Stored data:
>> Start

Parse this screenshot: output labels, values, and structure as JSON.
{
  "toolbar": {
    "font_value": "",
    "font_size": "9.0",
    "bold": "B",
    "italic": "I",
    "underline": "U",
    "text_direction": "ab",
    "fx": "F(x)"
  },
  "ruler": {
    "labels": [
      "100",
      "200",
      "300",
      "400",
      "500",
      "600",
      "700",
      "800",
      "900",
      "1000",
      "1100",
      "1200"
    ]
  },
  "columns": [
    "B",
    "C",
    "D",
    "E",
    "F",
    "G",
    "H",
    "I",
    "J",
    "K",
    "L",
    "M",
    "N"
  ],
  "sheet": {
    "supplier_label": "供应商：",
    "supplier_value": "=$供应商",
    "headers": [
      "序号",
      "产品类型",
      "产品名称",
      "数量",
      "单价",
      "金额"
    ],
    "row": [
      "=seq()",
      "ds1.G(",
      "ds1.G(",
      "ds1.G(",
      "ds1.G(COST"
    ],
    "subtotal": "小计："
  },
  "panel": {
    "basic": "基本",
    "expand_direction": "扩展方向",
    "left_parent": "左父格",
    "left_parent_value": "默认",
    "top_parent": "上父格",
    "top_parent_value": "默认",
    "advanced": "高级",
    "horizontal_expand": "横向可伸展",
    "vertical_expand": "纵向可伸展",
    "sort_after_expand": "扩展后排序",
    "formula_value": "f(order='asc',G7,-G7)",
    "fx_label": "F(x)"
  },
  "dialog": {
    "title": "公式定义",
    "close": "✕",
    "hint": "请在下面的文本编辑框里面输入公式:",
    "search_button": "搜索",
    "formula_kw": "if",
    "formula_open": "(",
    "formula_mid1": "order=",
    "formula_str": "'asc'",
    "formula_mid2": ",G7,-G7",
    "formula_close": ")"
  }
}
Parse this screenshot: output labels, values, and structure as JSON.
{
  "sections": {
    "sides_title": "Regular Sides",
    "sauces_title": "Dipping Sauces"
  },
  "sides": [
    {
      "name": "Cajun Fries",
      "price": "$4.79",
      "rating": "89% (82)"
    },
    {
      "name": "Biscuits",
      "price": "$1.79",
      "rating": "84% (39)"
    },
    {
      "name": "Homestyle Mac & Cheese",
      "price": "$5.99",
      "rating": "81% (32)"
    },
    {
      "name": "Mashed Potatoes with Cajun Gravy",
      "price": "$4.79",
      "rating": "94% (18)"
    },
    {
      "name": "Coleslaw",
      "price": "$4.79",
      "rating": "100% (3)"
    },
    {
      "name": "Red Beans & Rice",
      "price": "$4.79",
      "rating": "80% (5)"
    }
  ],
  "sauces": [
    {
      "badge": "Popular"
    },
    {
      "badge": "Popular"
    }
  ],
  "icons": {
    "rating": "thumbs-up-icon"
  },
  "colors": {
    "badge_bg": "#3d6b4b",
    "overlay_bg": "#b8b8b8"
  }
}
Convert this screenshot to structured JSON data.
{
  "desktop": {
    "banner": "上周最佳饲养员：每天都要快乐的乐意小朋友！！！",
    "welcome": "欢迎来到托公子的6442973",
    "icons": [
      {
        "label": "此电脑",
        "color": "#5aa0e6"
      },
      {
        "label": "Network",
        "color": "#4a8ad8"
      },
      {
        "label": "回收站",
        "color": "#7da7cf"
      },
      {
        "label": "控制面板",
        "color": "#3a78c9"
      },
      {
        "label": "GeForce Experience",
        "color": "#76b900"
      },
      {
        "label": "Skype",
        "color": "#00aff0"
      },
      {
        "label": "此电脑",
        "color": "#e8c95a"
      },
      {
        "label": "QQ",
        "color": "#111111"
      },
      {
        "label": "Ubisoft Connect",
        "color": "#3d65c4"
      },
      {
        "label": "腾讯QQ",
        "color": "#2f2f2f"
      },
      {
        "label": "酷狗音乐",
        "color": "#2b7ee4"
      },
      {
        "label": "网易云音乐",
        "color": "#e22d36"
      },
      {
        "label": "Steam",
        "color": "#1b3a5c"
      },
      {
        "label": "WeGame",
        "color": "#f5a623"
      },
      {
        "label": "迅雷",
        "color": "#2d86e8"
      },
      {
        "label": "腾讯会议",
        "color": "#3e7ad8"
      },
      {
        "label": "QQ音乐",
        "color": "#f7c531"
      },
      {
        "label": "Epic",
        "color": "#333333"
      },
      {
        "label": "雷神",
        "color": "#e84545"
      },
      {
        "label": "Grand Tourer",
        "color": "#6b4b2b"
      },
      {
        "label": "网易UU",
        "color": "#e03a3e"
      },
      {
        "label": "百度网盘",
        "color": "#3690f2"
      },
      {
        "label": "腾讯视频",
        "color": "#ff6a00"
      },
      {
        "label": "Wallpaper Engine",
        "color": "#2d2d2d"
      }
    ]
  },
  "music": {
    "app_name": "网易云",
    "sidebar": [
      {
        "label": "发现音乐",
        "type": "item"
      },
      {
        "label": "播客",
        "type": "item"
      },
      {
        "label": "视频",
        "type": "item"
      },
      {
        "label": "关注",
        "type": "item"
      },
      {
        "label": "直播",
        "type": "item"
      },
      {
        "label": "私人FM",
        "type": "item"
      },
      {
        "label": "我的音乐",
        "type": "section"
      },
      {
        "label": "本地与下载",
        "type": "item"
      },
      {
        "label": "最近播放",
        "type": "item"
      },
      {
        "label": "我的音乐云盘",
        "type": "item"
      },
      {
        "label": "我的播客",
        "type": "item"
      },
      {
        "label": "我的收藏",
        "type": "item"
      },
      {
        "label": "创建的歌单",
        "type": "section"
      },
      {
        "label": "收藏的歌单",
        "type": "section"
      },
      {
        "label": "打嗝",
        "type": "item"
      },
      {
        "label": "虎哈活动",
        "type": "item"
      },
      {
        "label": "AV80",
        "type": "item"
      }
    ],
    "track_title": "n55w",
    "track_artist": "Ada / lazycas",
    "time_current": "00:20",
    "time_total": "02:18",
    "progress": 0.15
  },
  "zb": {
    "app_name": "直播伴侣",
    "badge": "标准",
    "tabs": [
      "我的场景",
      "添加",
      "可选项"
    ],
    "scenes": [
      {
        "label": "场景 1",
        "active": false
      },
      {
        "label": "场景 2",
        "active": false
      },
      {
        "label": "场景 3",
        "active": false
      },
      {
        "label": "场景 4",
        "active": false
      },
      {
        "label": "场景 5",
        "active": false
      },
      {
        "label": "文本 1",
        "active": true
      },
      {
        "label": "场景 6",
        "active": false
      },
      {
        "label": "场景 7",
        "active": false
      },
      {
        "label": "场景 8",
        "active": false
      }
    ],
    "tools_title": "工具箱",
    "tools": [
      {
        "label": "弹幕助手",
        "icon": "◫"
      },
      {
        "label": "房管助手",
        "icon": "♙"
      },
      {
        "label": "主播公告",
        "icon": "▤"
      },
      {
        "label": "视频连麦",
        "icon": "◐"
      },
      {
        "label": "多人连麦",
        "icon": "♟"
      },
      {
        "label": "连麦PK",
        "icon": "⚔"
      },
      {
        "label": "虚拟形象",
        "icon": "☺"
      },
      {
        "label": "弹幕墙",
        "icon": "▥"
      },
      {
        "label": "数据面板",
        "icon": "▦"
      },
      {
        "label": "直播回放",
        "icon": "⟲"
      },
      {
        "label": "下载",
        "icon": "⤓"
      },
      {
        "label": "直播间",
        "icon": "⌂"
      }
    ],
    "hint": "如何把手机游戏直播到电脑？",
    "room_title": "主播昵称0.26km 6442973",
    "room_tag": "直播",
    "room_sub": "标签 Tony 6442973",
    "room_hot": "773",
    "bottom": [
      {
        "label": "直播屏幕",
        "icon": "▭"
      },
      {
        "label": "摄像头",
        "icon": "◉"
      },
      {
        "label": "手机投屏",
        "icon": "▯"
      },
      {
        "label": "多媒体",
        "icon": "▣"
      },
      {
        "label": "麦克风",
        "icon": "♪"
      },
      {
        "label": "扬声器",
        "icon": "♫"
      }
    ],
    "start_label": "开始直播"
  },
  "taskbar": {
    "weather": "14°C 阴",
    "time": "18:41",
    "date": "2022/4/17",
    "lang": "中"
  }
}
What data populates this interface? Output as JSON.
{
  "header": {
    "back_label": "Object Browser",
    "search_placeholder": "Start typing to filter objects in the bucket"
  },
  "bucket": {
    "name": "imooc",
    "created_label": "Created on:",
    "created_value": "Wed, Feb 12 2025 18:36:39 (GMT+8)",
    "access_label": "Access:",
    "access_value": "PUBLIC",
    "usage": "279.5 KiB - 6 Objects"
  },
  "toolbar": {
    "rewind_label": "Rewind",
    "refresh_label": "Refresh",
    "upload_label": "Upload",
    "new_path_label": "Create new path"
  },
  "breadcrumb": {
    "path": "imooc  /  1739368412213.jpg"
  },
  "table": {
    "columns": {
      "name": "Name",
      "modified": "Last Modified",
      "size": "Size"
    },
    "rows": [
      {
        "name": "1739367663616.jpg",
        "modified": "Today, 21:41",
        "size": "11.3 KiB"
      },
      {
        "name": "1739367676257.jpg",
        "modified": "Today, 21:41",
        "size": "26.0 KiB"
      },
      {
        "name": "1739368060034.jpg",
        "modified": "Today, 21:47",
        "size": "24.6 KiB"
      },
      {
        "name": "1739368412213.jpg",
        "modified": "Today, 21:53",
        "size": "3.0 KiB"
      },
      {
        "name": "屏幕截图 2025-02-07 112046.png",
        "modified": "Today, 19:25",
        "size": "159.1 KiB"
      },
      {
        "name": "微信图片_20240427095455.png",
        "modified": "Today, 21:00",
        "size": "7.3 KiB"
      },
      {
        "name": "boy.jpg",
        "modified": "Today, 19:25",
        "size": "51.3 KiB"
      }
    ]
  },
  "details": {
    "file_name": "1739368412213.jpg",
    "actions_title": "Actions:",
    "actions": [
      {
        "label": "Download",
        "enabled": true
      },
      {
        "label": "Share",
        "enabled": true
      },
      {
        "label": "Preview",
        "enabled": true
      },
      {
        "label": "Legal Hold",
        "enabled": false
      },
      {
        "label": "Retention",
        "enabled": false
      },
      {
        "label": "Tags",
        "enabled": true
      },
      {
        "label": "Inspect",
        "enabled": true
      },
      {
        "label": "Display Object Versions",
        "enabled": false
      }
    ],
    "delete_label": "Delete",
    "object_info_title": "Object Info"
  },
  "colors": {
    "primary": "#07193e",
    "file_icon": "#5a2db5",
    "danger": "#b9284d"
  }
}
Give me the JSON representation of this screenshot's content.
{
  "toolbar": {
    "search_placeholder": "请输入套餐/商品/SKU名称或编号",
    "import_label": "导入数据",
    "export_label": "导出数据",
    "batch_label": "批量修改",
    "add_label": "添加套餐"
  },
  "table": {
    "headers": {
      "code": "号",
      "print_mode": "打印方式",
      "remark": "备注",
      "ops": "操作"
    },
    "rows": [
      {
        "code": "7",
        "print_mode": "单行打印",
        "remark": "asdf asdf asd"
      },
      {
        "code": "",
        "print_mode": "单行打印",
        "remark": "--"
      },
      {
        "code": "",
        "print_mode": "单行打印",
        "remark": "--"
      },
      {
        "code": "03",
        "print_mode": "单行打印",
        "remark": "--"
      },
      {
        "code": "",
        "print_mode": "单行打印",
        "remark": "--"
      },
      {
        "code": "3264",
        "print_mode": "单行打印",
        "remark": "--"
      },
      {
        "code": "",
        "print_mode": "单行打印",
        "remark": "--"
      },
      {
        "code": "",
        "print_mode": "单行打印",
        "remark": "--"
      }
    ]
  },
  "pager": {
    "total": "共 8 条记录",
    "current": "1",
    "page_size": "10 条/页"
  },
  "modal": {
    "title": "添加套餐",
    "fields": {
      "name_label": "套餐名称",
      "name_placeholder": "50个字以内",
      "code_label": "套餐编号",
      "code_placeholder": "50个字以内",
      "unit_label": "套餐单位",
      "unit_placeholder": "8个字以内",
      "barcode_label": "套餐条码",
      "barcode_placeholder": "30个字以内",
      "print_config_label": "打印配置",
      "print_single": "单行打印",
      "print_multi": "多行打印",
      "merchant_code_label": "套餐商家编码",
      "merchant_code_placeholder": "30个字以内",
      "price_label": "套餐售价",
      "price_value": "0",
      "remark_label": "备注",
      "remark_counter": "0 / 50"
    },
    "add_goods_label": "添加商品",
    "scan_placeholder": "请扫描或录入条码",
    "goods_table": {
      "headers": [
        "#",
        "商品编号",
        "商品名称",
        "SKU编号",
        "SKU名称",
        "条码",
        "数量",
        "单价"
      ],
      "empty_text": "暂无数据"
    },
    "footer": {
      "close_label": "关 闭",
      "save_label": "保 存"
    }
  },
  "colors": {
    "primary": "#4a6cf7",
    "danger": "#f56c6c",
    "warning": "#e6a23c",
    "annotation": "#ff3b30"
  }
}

>> End

» Given problem
List all lines from the entries that include the word "JSON".

» Exercise response
Parse this screenshot: output labels, values, and structure as JSON.
Parse this screenshot: output labels, values, and structure as JSON.
Convert this screenshot to structured JSON data.
What data populates this interface? Output as JSON.
Give me the JSON representation of this screenshot's content.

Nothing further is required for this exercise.